Problems to solve>
1. In the judgment excerpt, why does the appellant say a stay is needed to preserve the subject matter? Answer in one to three sentences.
2. Reproduce the part of the judgment excerpt starting with "Parties' contentions" and going on through "imminent proposed sale.".

Selected passage>

>> start

There was also a special condition which provided that the contract was 'subject to completion of constructions'. The settlement date was recorded as being 30 days after the issue of title.
Principles
Applications both for a suspension order under s 15 of the Civil Judgments Enforcement Act, and for a stay pursuant to pt 5 r 44 of the Supreme Court (Court of Appeal) Rules 2005 (WA), involve a consideration of the following principles, summarised by Pullin JA in Tradesmen Technologies Pty Ltd v Ameduri [2012] WASCA 168 [22]:
(a)The successful litigant is ordinarily entitled to enforce a judgment pending the determination of any appeal.
(b)It is for the applicant for a stay to move the court to a favourable exercise of its discretion. Under s 15(3) this court may only make a suspension order if there are 'special circumstances' that justify doing so and in an application for a stay under the rules this is also a usual requirement.
(c)The central issue will be whether the grant of a stay is perceived to be necessary to preserve the subject matter or the integrity of the litigation or whether a refusal of a stay could create practical difficulties in respect of the relief which may be granted on appeal. This may shortly be described as requiring the court to consider whether the right of appeal will be rendered nugatory if a stay is not granted.
(d)If it can be demonstrated that the right of appeal will be rendered nugatory if a stay is not granted, the stay will generally still be refused unless it can be established that the appeal has ultimately reasonable prospects of success.
(e)Finally, the stay may still be refused where it appears that the balance of convenience does not lie in favour of the applicant where, for example, the grant of a stay will occasion hardship to the respondent which may not be alleviated by the terms upon which the stay may be granted: Eastland Technology Australia Pty Ltd v Whisson [2003] WASCA 307; (2003) 28 WAR 308.
Parties' contentions
The appellant contends that: the grant of the stay is necessary to preserve the subject matter, given that the relief sought is specific performance of the contract of sale; if the property were sold to a third party prior to the determination of the appeal, the right of appeal would be rendered nugatory; the proposed grounds of appeal have reasonable prospects of success; and the balance of convenience favours the appellant in that the appellant gave an undertaking as to damages in support of his application to remove the caveat which continues, and the property is currently being leased by the respondents and the respondents are receiving rent from the property, and there is no evidence of an imminent proposed sale.

>> end

Data>
>> start

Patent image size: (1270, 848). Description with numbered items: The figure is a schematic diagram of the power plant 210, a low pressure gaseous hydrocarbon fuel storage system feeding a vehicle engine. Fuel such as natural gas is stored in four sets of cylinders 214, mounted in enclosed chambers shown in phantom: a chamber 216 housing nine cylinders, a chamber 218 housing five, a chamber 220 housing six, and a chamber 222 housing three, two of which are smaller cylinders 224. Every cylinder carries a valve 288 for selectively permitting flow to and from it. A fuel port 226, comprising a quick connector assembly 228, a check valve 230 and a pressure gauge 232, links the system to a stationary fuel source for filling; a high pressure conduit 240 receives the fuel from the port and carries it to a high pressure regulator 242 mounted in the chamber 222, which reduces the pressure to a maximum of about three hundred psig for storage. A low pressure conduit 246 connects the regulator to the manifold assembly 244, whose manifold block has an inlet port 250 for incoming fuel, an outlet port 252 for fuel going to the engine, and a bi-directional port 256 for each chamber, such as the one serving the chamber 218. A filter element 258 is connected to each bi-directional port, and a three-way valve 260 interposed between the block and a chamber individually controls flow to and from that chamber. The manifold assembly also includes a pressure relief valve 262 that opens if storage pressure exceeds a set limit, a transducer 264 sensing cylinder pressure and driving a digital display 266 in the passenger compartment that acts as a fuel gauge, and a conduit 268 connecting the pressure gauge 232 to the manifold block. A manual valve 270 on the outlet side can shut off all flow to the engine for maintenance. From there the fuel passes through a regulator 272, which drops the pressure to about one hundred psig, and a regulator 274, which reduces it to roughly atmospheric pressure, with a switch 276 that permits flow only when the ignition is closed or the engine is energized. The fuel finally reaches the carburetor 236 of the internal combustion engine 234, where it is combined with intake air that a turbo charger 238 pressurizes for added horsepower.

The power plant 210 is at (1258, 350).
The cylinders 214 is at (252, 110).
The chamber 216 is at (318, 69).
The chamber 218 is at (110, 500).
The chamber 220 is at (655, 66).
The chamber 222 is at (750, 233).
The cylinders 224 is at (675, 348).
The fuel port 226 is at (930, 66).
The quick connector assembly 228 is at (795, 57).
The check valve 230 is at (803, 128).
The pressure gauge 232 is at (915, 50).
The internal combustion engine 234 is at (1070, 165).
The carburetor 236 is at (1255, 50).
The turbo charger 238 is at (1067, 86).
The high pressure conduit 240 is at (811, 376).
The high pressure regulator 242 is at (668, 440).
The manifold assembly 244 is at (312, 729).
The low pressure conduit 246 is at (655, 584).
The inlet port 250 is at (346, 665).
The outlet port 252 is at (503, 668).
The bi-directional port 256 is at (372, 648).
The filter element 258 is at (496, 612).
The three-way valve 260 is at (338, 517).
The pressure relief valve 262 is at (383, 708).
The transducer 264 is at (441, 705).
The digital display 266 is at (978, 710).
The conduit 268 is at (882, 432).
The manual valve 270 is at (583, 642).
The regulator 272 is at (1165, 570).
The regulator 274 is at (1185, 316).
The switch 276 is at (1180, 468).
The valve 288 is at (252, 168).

>> end

Results>
1. The relief the appellant seeks is specific performance of the contract of sale. If the property were sold to a third party before the appeal is determined, the right of appeal would be rendered nugatory.

2.
Parties' contentions
The appellant contends that: the grant of the stay is necessary to preserve the subject matter, given that the relief sought is specific performance of the contract of sale; if the property were sold to a third party prior to the determination of the appeal, the right of appeal would be rendered nugatory; the proposed grounds of appeal have reasonable prospects of success; and the balance of convenience favours the appellant in that the appellant gave an undertaking as to damages in support of his application to remove the caveat which continues, and the property is currently being leased by the respondents and the respondents are receiving rent from the property, and there is no evidence of an imminent proposed sale.